Stored records:
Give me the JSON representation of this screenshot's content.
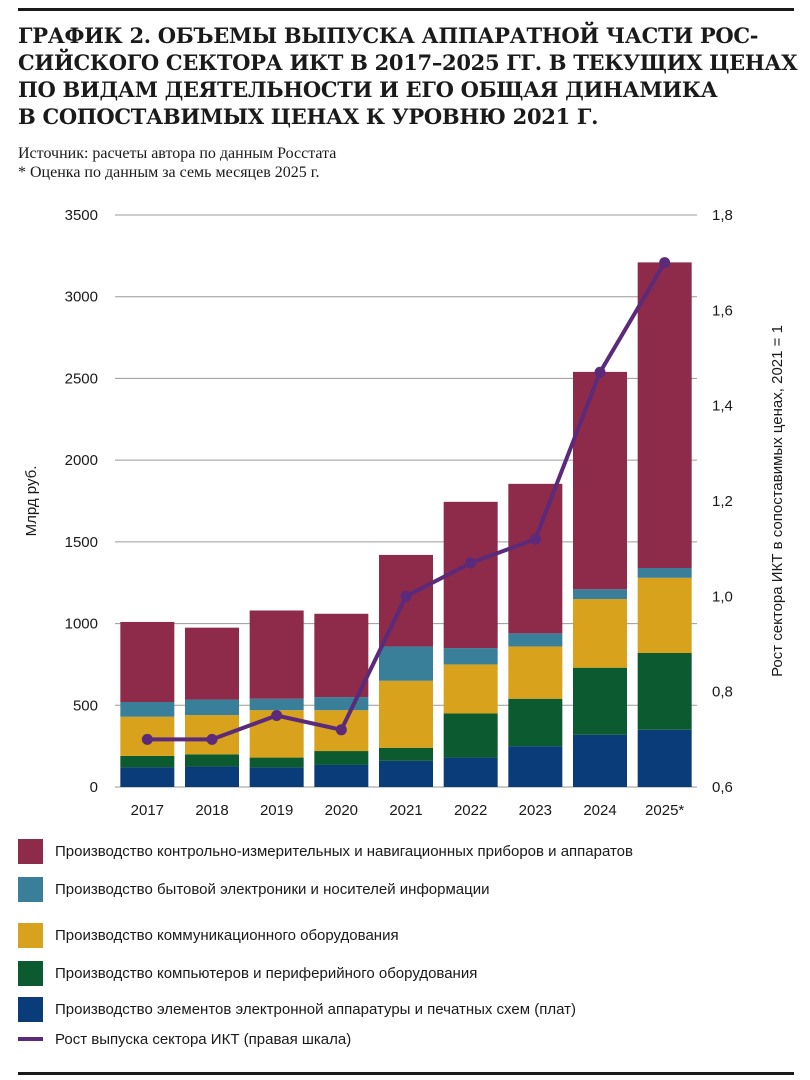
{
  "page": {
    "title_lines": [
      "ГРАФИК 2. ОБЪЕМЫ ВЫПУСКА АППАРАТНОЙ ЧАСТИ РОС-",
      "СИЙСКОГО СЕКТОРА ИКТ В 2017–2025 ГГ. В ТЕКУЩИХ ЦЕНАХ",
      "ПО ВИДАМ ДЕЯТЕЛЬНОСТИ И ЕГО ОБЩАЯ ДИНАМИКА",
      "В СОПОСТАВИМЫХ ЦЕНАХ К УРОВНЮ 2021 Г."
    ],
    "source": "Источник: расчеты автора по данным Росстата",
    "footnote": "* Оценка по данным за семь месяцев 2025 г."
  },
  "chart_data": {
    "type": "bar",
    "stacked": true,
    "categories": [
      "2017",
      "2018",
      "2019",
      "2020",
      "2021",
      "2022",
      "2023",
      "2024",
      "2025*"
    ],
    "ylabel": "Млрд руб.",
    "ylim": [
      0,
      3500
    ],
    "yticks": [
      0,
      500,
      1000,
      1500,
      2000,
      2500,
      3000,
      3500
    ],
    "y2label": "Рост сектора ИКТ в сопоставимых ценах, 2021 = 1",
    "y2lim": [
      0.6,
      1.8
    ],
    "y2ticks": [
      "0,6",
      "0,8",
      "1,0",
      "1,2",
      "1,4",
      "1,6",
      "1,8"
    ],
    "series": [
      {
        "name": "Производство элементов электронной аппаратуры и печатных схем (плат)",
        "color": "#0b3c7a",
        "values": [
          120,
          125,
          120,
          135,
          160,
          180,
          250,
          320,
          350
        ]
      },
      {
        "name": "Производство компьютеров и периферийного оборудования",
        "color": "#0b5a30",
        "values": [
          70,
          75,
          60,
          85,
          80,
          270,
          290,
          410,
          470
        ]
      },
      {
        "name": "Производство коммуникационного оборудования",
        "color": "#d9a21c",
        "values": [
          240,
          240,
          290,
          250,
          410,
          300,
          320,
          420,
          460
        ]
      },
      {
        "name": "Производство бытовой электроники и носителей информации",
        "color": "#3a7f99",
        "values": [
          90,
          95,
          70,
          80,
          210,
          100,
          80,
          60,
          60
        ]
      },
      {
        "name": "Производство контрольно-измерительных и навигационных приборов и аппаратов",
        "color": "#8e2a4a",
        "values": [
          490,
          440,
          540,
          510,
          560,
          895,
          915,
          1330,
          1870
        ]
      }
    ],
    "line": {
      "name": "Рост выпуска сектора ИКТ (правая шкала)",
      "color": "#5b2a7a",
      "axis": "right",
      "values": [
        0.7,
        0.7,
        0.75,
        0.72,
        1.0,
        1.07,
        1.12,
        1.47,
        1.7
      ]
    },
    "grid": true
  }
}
* * *
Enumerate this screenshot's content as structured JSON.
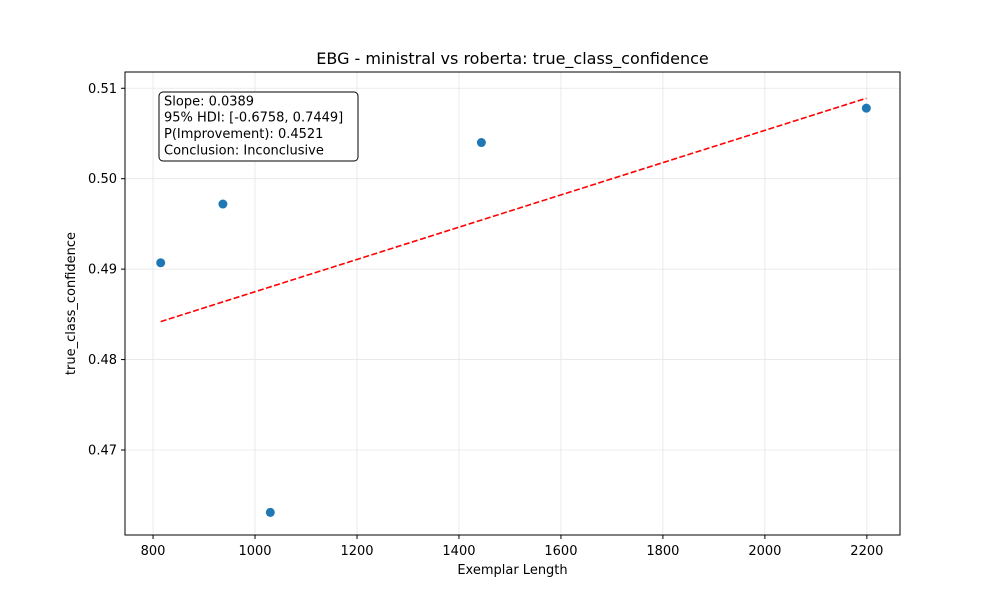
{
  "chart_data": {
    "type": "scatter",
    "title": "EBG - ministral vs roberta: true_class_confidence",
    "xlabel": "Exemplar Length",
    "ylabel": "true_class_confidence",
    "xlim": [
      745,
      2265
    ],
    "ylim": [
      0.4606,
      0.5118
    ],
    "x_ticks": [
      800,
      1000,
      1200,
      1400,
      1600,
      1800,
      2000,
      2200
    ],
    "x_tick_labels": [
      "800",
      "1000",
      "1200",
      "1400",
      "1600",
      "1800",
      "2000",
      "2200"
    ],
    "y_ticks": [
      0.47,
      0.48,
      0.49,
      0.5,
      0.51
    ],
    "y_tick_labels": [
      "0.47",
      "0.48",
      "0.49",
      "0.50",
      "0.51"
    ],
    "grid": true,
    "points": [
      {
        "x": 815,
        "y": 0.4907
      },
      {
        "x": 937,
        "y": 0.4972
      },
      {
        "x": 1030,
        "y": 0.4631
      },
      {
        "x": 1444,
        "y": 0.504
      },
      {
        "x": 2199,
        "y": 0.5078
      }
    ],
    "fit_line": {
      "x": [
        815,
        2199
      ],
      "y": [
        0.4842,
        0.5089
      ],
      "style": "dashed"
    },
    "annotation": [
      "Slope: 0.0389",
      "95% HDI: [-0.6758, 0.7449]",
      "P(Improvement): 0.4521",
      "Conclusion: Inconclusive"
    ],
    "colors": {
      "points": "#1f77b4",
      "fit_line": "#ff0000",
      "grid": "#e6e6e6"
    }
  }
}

Problem to work on:
Extract every line above that contains the word "JSON".

Exercise response:
Give me the JSON representation of this screenshot's content.
Enumerate this screenshot's content as structured JSON.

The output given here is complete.